▶ **What is required**
Restate the data word for word and leave the images out.

Items from a figure collection
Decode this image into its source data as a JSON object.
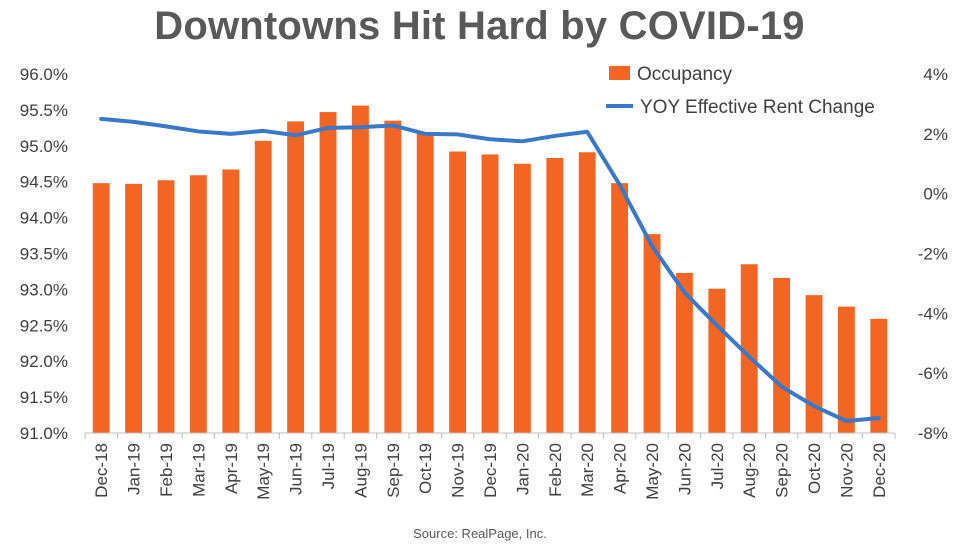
{
  "chart_data": {
    "type": "bar+line",
    "title": "Downtowns Hit Hard by COVID-19",
    "source": "Source: RealPage, Inc.",
    "categories": [
      "Dec-18",
      "Jan-19",
      "Feb-19",
      "Mar-19",
      "Apr-19",
      "May-19",
      "Jun-19",
      "Jul-19",
      "Aug-19",
      "Sep-19",
      "Oct-19",
      "Nov-19",
      "Dec-19",
      "Jan-20",
      "Feb-20",
      "Mar-20",
      "Apr-20",
      "May-20",
      "Jun-20",
      "Jul-20",
      "Aug-20",
      "Sep-20",
      "Oct-20",
      "Nov-20",
      "Dec-20"
    ],
    "series": [
      {
        "name": "Occupancy",
        "type": "bar",
        "axis": "left",
        "color": "#F26522",
        "values": [
          94.48,
          94.47,
          94.52,
          94.59,
          94.67,
          95.07,
          95.34,
          95.47,
          95.56,
          95.35,
          95.18,
          94.92,
          94.88,
          94.75,
          94.83,
          94.91,
          94.48,
          93.77,
          93.23,
          93.01,
          93.35,
          93.16,
          92.92,
          92.76,
          92.59
        ]
      },
      {
        "name": "YOY Effective Rent Change",
        "type": "line",
        "axis": "right",
        "color": "#3A78C9",
        "values": [
          2.5,
          2.4,
          2.25,
          2.08,
          2.0,
          2.1,
          1.95,
          2.2,
          2.22,
          2.28,
          2.0,
          1.98,
          1.82,
          1.75,
          1.93,
          2.07,
          0.3,
          -1.75,
          -3.3,
          -4.4,
          -5.45,
          -6.45,
          -7.1,
          -7.6,
          -7.5
        ]
      }
    ],
    "y_left": {
      "ylim": [
        91.0,
        96.0
      ],
      "ticks": [
        "91.0%",
        "91.5%",
        "92.0%",
        "92.5%",
        "93.0%",
        "93.5%",
        "94.0%",
        "94.5%",
        "95.0%",
        "95.5%",
        "96.0%"
      ]
    },
    "y_right": {
      "ylim": [
        -8,
        4
      ],
      "ticks": [
        "-8%",
        "-6%",
        "-4%",
        "-2%",
        "0%",
        "2%",
        "4%"
      ]
    },
    "legend_position": "top-right",
    "grid": false
  }
}
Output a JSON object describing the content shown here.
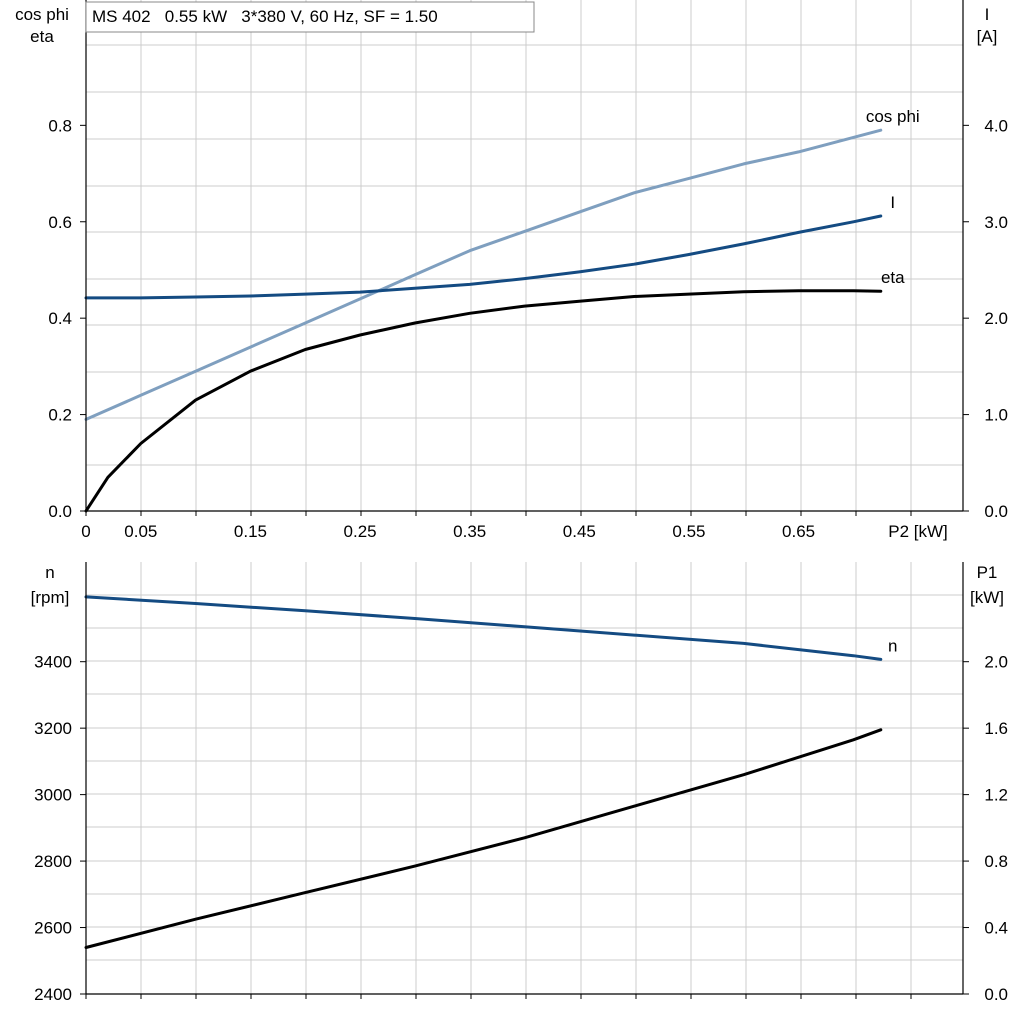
{
  "title_box": "MS 402   0.55 kW   3*380 V, 60 Hz, SF = 1.50",
  "colors": {
    "grid": "#cccccc",
    "axis": "#000000",
    "cos_phi": "#7f9fbf",
    "current": "#144b82",
    "eta": "#000000",
    "speed": "#144b82",
    "p1": "#000000"
  },
  "chart_data": [
    {
      "type": "line",
      "x_axis_label": "P2 [kW]",
      "x_range": [
        0,
        0.8
      ],
      "x_tick_labels": [
        {
          "x": 0,
          "label": "0"
        },
        {
          "x": 0.05,
          "label": "0.05"
        },
        {
          "x": 0.15,
          "label": "0.15"
        },
        {
          "x": 0.25,
          "label": "0.25"
        },
        {
          "x": 0.35,
          "label": "0.35"
        },
        {
          "x": 0.45,
          "label": "0.45"
        },
        {
          "x": 0.55,
          "label": "0.55"
        },
        {
          "x": 0.65,
          "label": "0.65"
        }
      ],
      "y_left": {
        "label_lines": [
          "cos phi",
          "eta"
        ],
        "range": [
          0,
          1.06
        ],
        "ticks": [
          0,
          0.2,
          0.4,
          0.6,
          0.8
        ],
        "tick_labels": [
          "0.0",
          "0.2",
          "0.4",
          "0.6",
          "0.8"
        ]
      },
      "y_right": {
        "label_lines": [
          "I",
          "[A]"
        ],
        "range": [
          0,
          5.3
        ],
        "ticks": [
          0,
          1,
          2,
          3,
          4
        ],
        "tick_labels": [
          "0.0",
          "1.0",
          "2.0",
          "3.0",
          "4.0"
        ]
      },
      "grid": true,
      "series": [
        {
          "name": "cos phi",
          "axis": "left",
          "color_key": "cos_phi",
          "x": [
            0,
            0.05,
            0.1,
            0.15,
            0.2,
            0.25,
            0.3,
            0.35,
            0.4,
            0.45,
            0.5,
            0.55,
            0.6,
            0.65,
            0.7,
            0.725
          ],
          "y": [
            0.19,
            0.24,
            0.29,
            0.34,
            0.39,
            0.44,
            0.49,
            0.54,
            0.58,
            0.62,
            0.66,
            0.69,
            0.72,
            0.745,
            0.775,
            0.79
          ]
        },
        {
          "name": "I",
          "axis": "right",
          "color_key": "current",
          "x": [
            0,
            0.05,
            0.1,
            0.15,
            0.2,
            0.25,
            0.3,
            0.35,
            0.4,
            0.45,
            0.5,
            0.55,
            0.6,
            0.65,
            0.7,
            0.725
          ],
          "y": [
            2.21,
            2.21,
            2.22,
            2.23,
            2.25,
            2.27,
            2.31,
            2.35,
            2.41,
            2.48,
            2.56,
            2.66,
            2.77,
            2.89,
            3.0,
            3.06
          ]
        },
        {
          "name": "eta",
          "axis": "left",
          "color_key": "eta",
          "x": [
            0,
            0.02,
            0.05,
            0.1,
            0.15,
            0.2,
            0.25,
            0.3,
            0.35,
            0.4,
            0.45,
            0.5,
            0.55,
            0.6,
            0.65,
            0.7,
            0.725
          ],
          "y": [
            0.0,
            0.07,
            0.14,
            0.23,
            0.29,
            0.335,
            0.365,
            0.39,
            0.41,
            0.425,
            0.435,
            0.445,
            0.45,
            0.455,
            0.457,
            0.457,
            0.456
          ]
        }
      ]
    },
    {
      "type": "line",
      "x_range": [
        0,
        0.8
      ],
      "y_left": {
        "label_lines": [
          "n",
          "[rpm]"
        ],
        "range": [
          2400,
          3700
        ],
        "ticks": [
          2400,
          2600,
          2800,
          3000,
          3200,
          3400
        ],
        "tick_labels": [
          "2400",
          "2600",
          "2800",
          "3000",
          "3200",
          "3400"
        ]
      },
      "y_right": {
        "label_lines": [
          "P1",
          "[kW]"
        ],
        "range": [
          0,
          2.6
        ],
        "ticks": [
          0,
          0.4,
          0.8,
          1.2,
          1.6,
          2.0
        ],
        "tick_labels": [
          "0.0",
          "0.4",
          "0.8",
          "1.2",
          "1.6",
          "2.0"
        ]
      },
      "grid": true,
      "series": [
        {
          "name": "n",
          "axis": "left",
          "color_key": "speed",
          "x": [
            0,
            0.1,
            0.2,
            0.3,
            0.4,
            0.5,
            0.6,
            0.7,
            0.725
          ],
          "y": [
            3595,
            3575,
            3553,
            3530,
            3505,
            3480,
            3455,
            3418,
            3407
          ]
        },
        {
          "axis": "right",
          "color_key": "p1",
          "x": [
            0,
            0.1,
            0.2,
            0.3,
            0.4,
            0.5,
            0.6,
            0.7,
            0.725
          ],
          "y": [
            0.28,
            0.45,
            0.61,
            0.77,
            0.94,
            1.13,
            1.32,
            1.53,
            1.59
          ]
        }
      ]
    }
  ]
}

▶ **Full solution**
Decode this image into its source data as a JSON object.
{
  "chart_data": {
    "type": "bar+line",
    "title": "Downtowns Hit Hard by COVID-19",
    "source": "Source: RealPage, Inc.",
    "categories": [
      "Dec-18",
      "Jan-19",
      "Feb-19",
      "Mar-19",
      "Apr-19",
      "May-19",
      "Jun-19",
      "Jul-19",
      "Aug-19",
      "Sep-19",
      "Oct-19",
      "Nov-19",
      "Dec-19",
      "Jan-20",
      "Feb-20",
      "Mar-20",
      "Apr-20",
      "May-20",
      "Jun-20",
      "Jul-20",
      "Aug-20",
      "Sep-20",
      "Oct-20",
      "Nov-20",
      "Dec-20"
    ],
    "series": [
      {
        "name": "Occupancy",
        "type": "bar",
        "axis": "left",
        "color": "#F26522",
        "values": [
          94.48,
          94.47,
          94.52,
          94.59,
          94.67,
          95.07,
          95.34,
          95.47,
          95.56,
          95.35,
          95.18,
          94.92,
          94.88,
          94.75,
          94.83,
          94.91,
          94.48,
          93.77,
          93.23,
          93.01,
          93.35,
          93.16,
          92.92,
          92.76,
          92.59
        ]
      },
      {
        "name": "YOY Effective Rent Change",
        "type": "line",
        "axis": "right",
        "color": "#3A78C9",
        "values": [
          2.5,
          2.4,
          2.25,
          2.08,
          2.0,
          2.1,
          1.95,
          2.2,
          2.22,
          2.28,
          2.0,
          1.98,
          1.82,
          1.75,
          1.93,
          2.07,
          0.3,
          -1.75,
          -3.3,
          -4.4,
          -5.45,
          -6.45,
          -7.1,
          -7.6,
          -7.5
        ]
      }
    ],
    "y_left": {
      "ylim": [
        91.0,
        96.0
      ],
      "ticks": [
        "91.0%",
        "91.5%",
        "92.0%",
        "92.5%",
        "93.0%",
        "93.5%",
        "94.0%",
        "94.5%",
        "95.0%",
        "95.5%",
        "96.0%"
      ]
    },
    "y_right": {
      "ylim": [
        -8,
        4
      ],
      "ticks": [
        "-8%",
        "-6%",
        "-4%",
        "-2%",
        "0%",
        "2%",
        "4%"
      ]
    },
    "legend_position": "top-right",
    "grid": false
  }
}
Output a JSON object describing the content shown here.
{
  "title_box": "MS 402   0.55 kW   3*380 V, 60 Hz, SF = 1.50",
  "colors": {
    "grid": "#cccccc",
    "axis": "#000000",
    "cos_phi": "#7f9fbf",
    "current": "#144b82",
    "eta": "#000000",
    "speed": "#144b82",
    "p1": "#000000"
  },
  "chart_data": [
    {
      "type": "line",
      "x_axis_label": "P2 [kW]",
      "x_range": [
        0,
        0.8
      ],
      "x_tick_labels": [
        {
          "x": 0,
          "label": "0"
        },
        {
          "x": 0.05,
          "label": "0.05"
        },
        {
          "x": 0.15,
          "label": "0.15"
        },
        {
          "x": 0.25,
          "label": "0.25"
        },
        {
          "x": 0.35,
          "label": "0.35"
        },
        {
          "x": 0.45,
          "label": "0.45"
        },
        {
          "x": 0.55,
          "label": "0.55"
        },
        {
          "x": 0.65,
          "label": "0.65"
        }
      ],
      "y_left": {
        "label_lines": [
          "cos phi",
          "eta"
        ],
        "range": [
          0,
          1.06
        ],
        "ticks": [
          0,
          0.2,
          0.4,
          0.6,
          0.8
        ],
        "tick_labels": [
          "0.0",
          "0.2",
          "0.4",
          "0.6",
          "0.8"
        ]
      },
      "y_right": {
        "label_lines": [
          "I",
          "[A]"
        ],
        "range": [
          0,
          5.3
        ],
        "ticks": [
          0,
          1,
          2,
          3,
          4
        ],
        "tick_labels": [
          "0.0",
          "1.0",
          "2.0",
          "3.0",
          "4.0"
        ]
      },
      "grid": true,
      "series": [
        {
          "name": "cos phi",
          "axis": "left",
          "color_key": "cos_phi",
          "x": [
            0,
            0.05,
            0.1,
            0.15,
            0.2,
            0.25,
            0.3,
            0.35,
            0.4,
            0.45,
            0.5,
            0.55,
            0.6,
            0.65,
            0.7,
            0.725
          ],
          "y": [
            0.19,
            0.24,
            0.29,
            0.34,
            0.39,
            0.44,
            0.49,
            0.54,
            0.58,
            0.62,
            0.66,
            0.69,
            0.72,
            0.745,
            0.775,
            0.79
          ]
        },
        {
          "name": "I",
          "axis": "right",
          "color_key": "current",
          "x": [
            0,
            0.05,
            0.1,
            0.15,
            0.2,
            0.25,
            0.3,
            0.35,
            0.4,
            0.45,
            0.5,
            0.55,
            0.6,
            0.65,
            0.7,
            0.725
          ],
          "y": [
            2.21,
            2.21,
            2.22,
            2.23,
            2.25,
            2.27,
            2.31,
            2.35,
            2.41,
            2.48,
            2.56,
            2.66,
            2.77,
            2.89,
            3.0,
            3.06
          ]
        },
        {
          "name": "eta",
          "axis": "left",
          "color_key": "eta",
          "x": [
            0,
            0.02,
            0.05,
            0.1,
            0.15,
            0.2,
            0.25,
            0.3,
            0.35,
            0.4,
            0.45,
            0.5,
            0.55,
            0.6,
            0.65,
            0.7,
            0.725
          ],
          "y": [
            0.0,
            0.07,
            0.14,
            0.23,
            0.29,
            0.335,
            0.365,
            0.39,
            0.41,
            0.425,
            0.435,
            0.445,
            0.45,
            0.455,
            0.457,
            0.457,
            0.456
          ]
        }
      ]
    },
    {
      "type": "line",
      "x_range": [
        0,
        0.8
      ],
      "y_left": {
        "label_lines": [
          "n",
          "[rpm]"
        ],
        "range": [
          2400,
          3700
        ],
        "ticks": [
          2400,
          2600,
          2800,
          3000,
          3200,
          3400
        ],
        "tick_labels": [
          "2400",
          "2600",
          "2800",
          "3000",
          "3200",
          "3400"
        ]
      },
      "y_right": {
        "label_lines": [
          "P1",
          "[kW]"
        ],
        "range": [
          0,
          2.6
        ],
        "ticks": [
          0,
          0.4,
          0.8,
          1.2,
          1.6,
          2.0
        ],
        "tick_labels": [
          "0.0",
          "0.4",
          "0.8",
          "1.2",
          "1.6",
          "2.0"
        ]
      },
      "grid": true,
      "series": [
        {
          "name": "n",
          "axis": "left",
          "color_key": "speed",
          "x": [
            0,
            0.1,
            0.2,
            0.3,
            0.4,
            0.5,
            0.6,
            0.7,
            0.725
          ],
          "y": [
            3595,
            3575,
            3553,
            3530,
            3505,
            3480,
            3455,
            3418,
            3407
          ]
        },
        {
          "axis": "right",
          "color_key": "p1",
          "x": [
            0,
            0.1,
            0.2,
            0.3,
            0.4,
            0.5,
            0.6,
            0.7,
            0.725
          ],
          "y": [
            0.28,
            0.45,
            0.61,
            0.77,
            0.94,
            1.13,
            1.32,
            1.53,
            1.59
          ]
        }
      ]
    }
  ]
}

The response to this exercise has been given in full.